### [EXERCISE AIM]
Look through the material below for "value". Copy every line that contains it.

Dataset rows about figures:
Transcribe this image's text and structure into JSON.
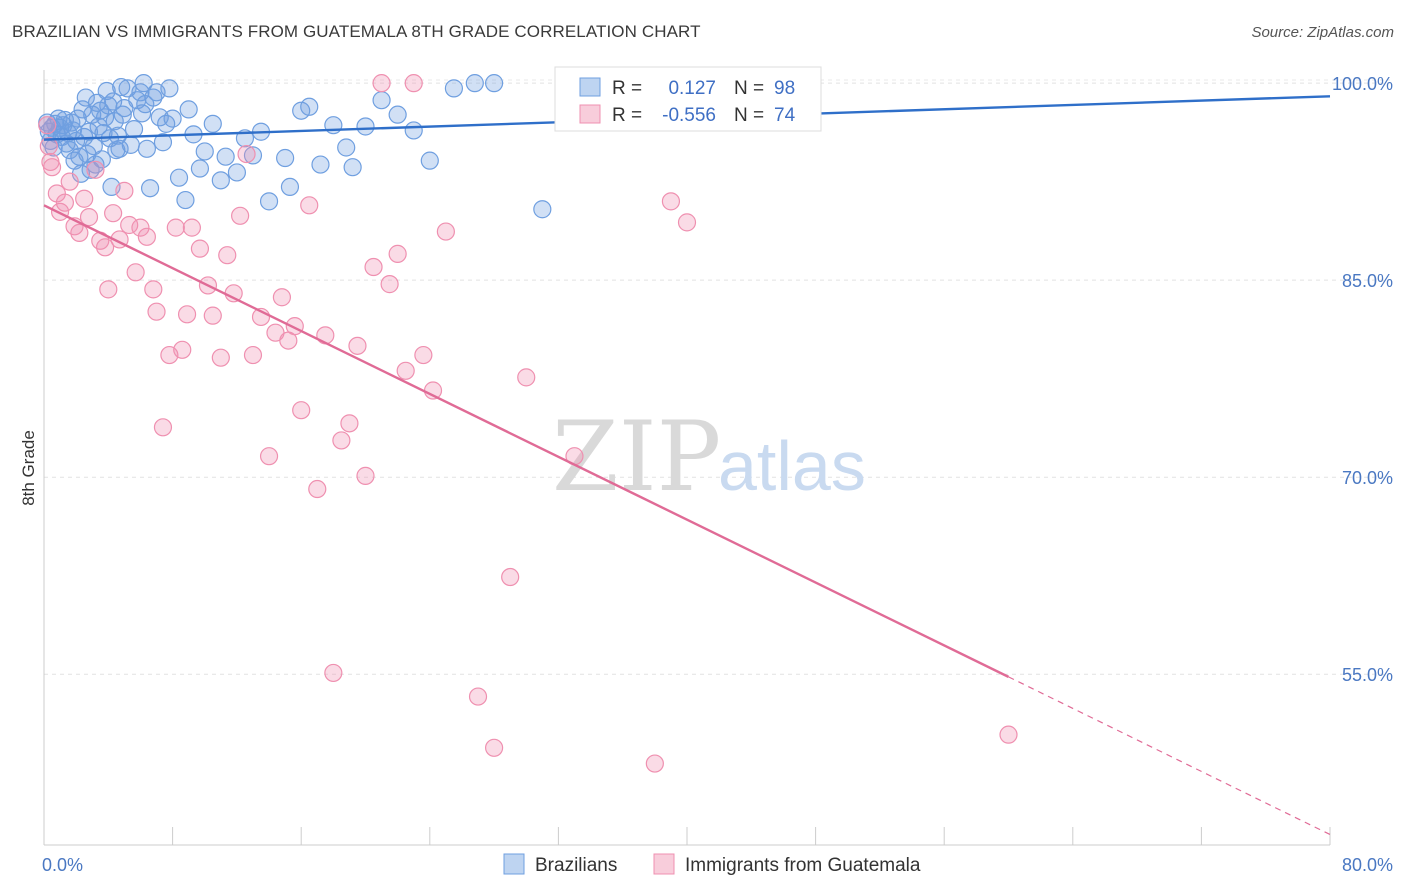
{
  "header": {
    "title": "BRAZILIAN VS IMMIGRANTS FROM GUATEMALA 8TH GRADE CORRELATION CHART",
    "source": "Source: ZipAtlas.com"
  },
  "watermark": {
    "zip": "ZIP",
    "atlas": "atlas"
  },
  "chart_data": {
    "type": "scatter",
    "title": "BRAZILIAN VS IMMIGRANTS FROM GUATEMALA 8TH GRADE CORRELATION CHART",
    "ylabel": "8th Grade",
    "xlim": [
      0,
      80
    ],
    "ylim": [
      42,
      101
    ],
    "y_ticks": [
      {
        "value": 100,
        "label": "100.0%"
      },
      {
        "value": 85,
        "label": "85.0%"
      },
      {
        "value": 70,
        "label": "70.0%"
      },
      {
        "value": 55,
        "label": "55.0%"
      }
    ],
    "x_ticks": [
      {
        "value": 0,
        "label": "0.0%"
      },
      {
        "value": 80,
        "label": "80.0%"
      }
    ],
    "grid": true,
    "legend_position": "bottom-center",
    "stats_box": {
      "r_label": "R =",
      "n_label": "N =",
      "rows": [
        {
          "r": "0.127",
          "n": "98",
          "color": "#6f9fe0"
        },
        {
          "r": "-0.556",
          "n": "74",
          "color": "#ef90b0"
        }
      ]
    },
    "series": [
      {
        "name": "Brazilians",
        "color": "#6f9fe0",
        "line_color": "#2f6fc9",
        "trend": {
          "x0": 0,
          "y0": 95.7,
          "x1": 80,
          "y1": 99.0
        },
        "points": [
          [
            0.2,
            97.0
          ],
          [
            0.3,
            96.3
          ],
          [
            0.4,
            95.6
          ],
          [
            0.5,
            96.6
          ],
          [
            0.6,
            95.1
          ],
          [
            0.7,
            96.9
          ],
          [
            0.8,
            96.1
          ],
          [
            0.9,
            97.3
          ],
          [
            1.0,
            96.6
          ],
          [
            1.1,
            95.9
          ],
          [
            1.2,
            96.8
          ],
          [
            1.3,
            97.2
          ],
          [
            1.4,
            95.4
          ],
          [
            1.5,
            96.2
          ],
          [
            1.6,
            94.9
          ],
          [
            1.7,
            97.0
          ],
          [
            1.8,
            96.4
          ],
          [
            1.9,
            94.1
          ],
          [
            2.0,
            95.6
          ],
          [
            2.1,
            97.3
          ],
          [
            2.2,
            94.4
          ],
          [
            2.3,
            93.1
          ],
          [
            2.4,
            98.0
          ],
          [
            2.5,
            95.9
          ],
          [
            2.6,
            98.9
          ],
          [
            2.7,
            94.6
          ],
          [
            2.8,
            96.3
          ],
          [
            2.9,
            93.4
          ],
          [
            3.0,
            97.6
          ],
          [
            3.1,
            95.2
          ],
          [
            3.2,
            93.8
          ],
          [
            3.3,
            98.5
          ],
          [
            3.4,
            96.7
          ],
          [
            3.5,
            97.9
          ],
          [
            3.6,
            94.2
          ],
          [
            3.7,
            96.2
          ],
          [
            3.8,
            97.4
          ],
          [
            3.9,
            99.4
          ],
          [
            4.0,
            98.3
          ],
          [
            4.1,
            95.8
          ],
          [
            4.2,
            92.1
          ],
          [
            4.3,
            98.6
          ],
          [
            4.4,
            97.1
          ],
          [
            4.5,
            94.9
          ],
          [
            4.6,
            96.0
          ],
          [
            4.7,
            95.0
          ],
          [
            4.8,
            99.7
          ],
          [
            4.9,
            97.6
          ],
          [
            5.0,
            98.1
          ],
          [
            5.2,
            99.6
          ],
          [
            5.4,
            95.3
          ],
          [
            5.6,
            96.5
          ],
          [
            5.8,
            98.7
          ],
          [
            6.0,
            99.3
          ],
          [
            6.1,
            97.7
          ],
          [
            6.2,
            100.0
          ],
          [
            6.3,
            98.4
          ],
          [
            6.4,
            95.0
          ],
          [
            6.6,
            92.0
          ],
          [
            6.8,
            98.9
          ],
          [
            7.0,
            99.3
          ],
          [
            7.2,
            97.4
          ],
          [
            7.4,
            95.5
          ],
          [
            7.6,
            96.9
          ],
          [
            7.8,
            99.6
          ],
          [
            8.0,
            97.3
          ],
          [
            8.4,
            92.8
          ],
          [
            8.8,
            91.1
          ],
          [
            9.0,
            98.0
          ],
          [
            9.3,
            96.1
          ],
          [
            9.7,
            93.5
          ],
          [
            10.0,
            94.8
          ],
          [
            10.5,
            96.9
          ],
          [
            11.0,
            92.6
          ],
          [
            11.3,
            94.4
          ],
          [
            12.0,
            93.2
          ],
          [
            12.5,
            95.8
          ],
          [
            13.0,
            94.5
          ],
          [
            13.5,
            96.3
          ],
          [
            14.0,
            91.0
          ],
          [
            15.0,
            94.3
          ],
          [
            15.3,
            92.1
          ],
          [
            16.0,
            97.9
          ],
          [
            16.5,
            98.2
          ],
          [
            17.2,
            93.8
          ],
          [
            18.0,
            96.8
          ],
          [
            18.8,
            95.1
          ],
          [
            19.2,
            93.6
          ],
          [
            20.0,
            96.7
          ],
          [
            21.0,
            98.7
          ],
          [
            22.0,
            97.6
          ],
          [
            23.0,
            96.4
          ],
          [
            24.0,
            94.1
          ],
          [
            25.5,
            99.6
          ],
          [
            26.8,
            100.0
          ],
          [
            28.0,
            100.0
          ],
          [
            31.0,
            90.4
          ],
          [
            38.0,
            100.0
          ]
        ]
      },
      {
        "name": "Immigrants from Guatemala",
        "color": "#ef90b0",
        "line_color": "#e06b96",
        "trend": {
          "x0": 0,
          "y0": 90.7,
          "x1": 60,
          "y1": 54.8
        },
        "trend_dashed": {
          "x0": 60,
          "y0": 54.8,
          "x1": 80,
          "y1": 42.8
        },
        "points": [
          [
            0.2,
            96.8
          ],
          [
            0.3,
            95.2
          ],
          [
            0.4,
            94.0
          ],
          [
            0.5,
            93.6
          ],
          [
            0.8,
            91.6
          ],
          [
            1.0,
            90.2
          ],
          [
            1.3,
            90.9
          ],
          [
            1.6,
            92.5
          ],
          [
            1.9,
            89.1
          ],
          [
            2.2,
            88.6
          ],
          [
            2.5,
            91.2
          ],
          [
            2.8,
            89.8
          ],
          [
            3.2,
            93.4
          ],
          [
            3.5,
            88.0
          ],
          [
            3.8,
            87.5
          ],
          [
            4.0,
            84.3
          ],
          [
            4.3,
            90.1
          ],
          [
            4.7,
            88.1
          ],
          [
            5.0,
            91.8
          ],
          [
            5.3,
            89.2
          ],
          [
            5.7,
            85.6
          ],
          [
            6.0,
            89.0
          ],
          [
            6.4,
            88.3
          ],
          [
            6.8,
            84.3
          ],
          [
            7.0,
            82.6
          ],
          [
            7.4,
            73.8
          ],
          [
            7.8,
            79.3
          ],
          [
            8.2,
            89.0
          ],
          [
            8.6,
            79.7
          ],
          [
            8.9,
            82.4
          ],
          [
            9.2,
            89.0
          ],
          [
            9.7,
            87.4
          ],
          [
            10.2,
            84.6
          ],
          [
            10.5,
            82.3
          ],
          [
            11.0,
            79.1
          ],
          [
            11.4,
            86.9
          ],
          [
            11.8,
            84.0
          ],
          [
            12.2,
            89.9
          ],
          [
            12.6,
            94.6
          ],
          [
            13.0,
            79.3
          ],
          [
            13.5,
            82.2
          ],
          [
            14.0,
            71.6
          ],
          [
            14.4,
            81.0
          ],
          [
            14.8,
            83.7
          ],
          [
            15.2,
            80.4
          ],
          [
            15.6,
            81.5
          ],
          [
            16.0,
            75.1
          ],
          [
            16.5,
            90.7
          ],
          [
            17.0,
            69.1
          ],
          [
            17.5,
            80.8
          ],
          [
            18.0,
            55.1
          ],
          [
            18.5,
            72.8
          ],
          [
            19.0,
            74.1
          ],
          [
            19.5,
            80.0
          ],
          [
            20.0,
            70.1
          ],
          [
            20.5,
            86.0
          ],
          [
            21.0,
            100.0
          ],
          [
            21.5,
            84.7
          ],
          [
            22.0,
            87.0
          ],
          [
            22.5,
            78.1
          ],
          [
            23.0,
            100.0
          ],
          [
            23.6,
            79.3
          ],
          [
            24.2,
            76.6
          ],
          [
            25.0,
            88.7
          ],
          [
            27.0,
            53.3
          ],
          [
            28.0,
            49.4
          ],
          [
            29.0,
            62.4
          ],
          [
            30.0,
            77.6
          ],
          [
            33.0,
            71.6
          ],
          [
            37.0,
            100.0
          ],
          [
            38.0,
            48.2
          ],
          [
            39.0,
            91.0
          ],
          [
            40.0,
            89.4
          ],
          [
            60.0,
            50.4
          ]
        ]
      }
    ]
  },
  "legend": {
    "items": [
      {
        "label": "Brazilians",
        "color": "#6f9fe0"
      },
      {
        "label": "Immigrants from Guatemala",
        "color": "#ef90b0"
      }
    ]
  }
}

### [SOLUTION TO THE EXERCISE]
        "value": 100,
        "value": 85,
        "value": 70,
        "value": 55,
        "value": 0,
        "value": 80,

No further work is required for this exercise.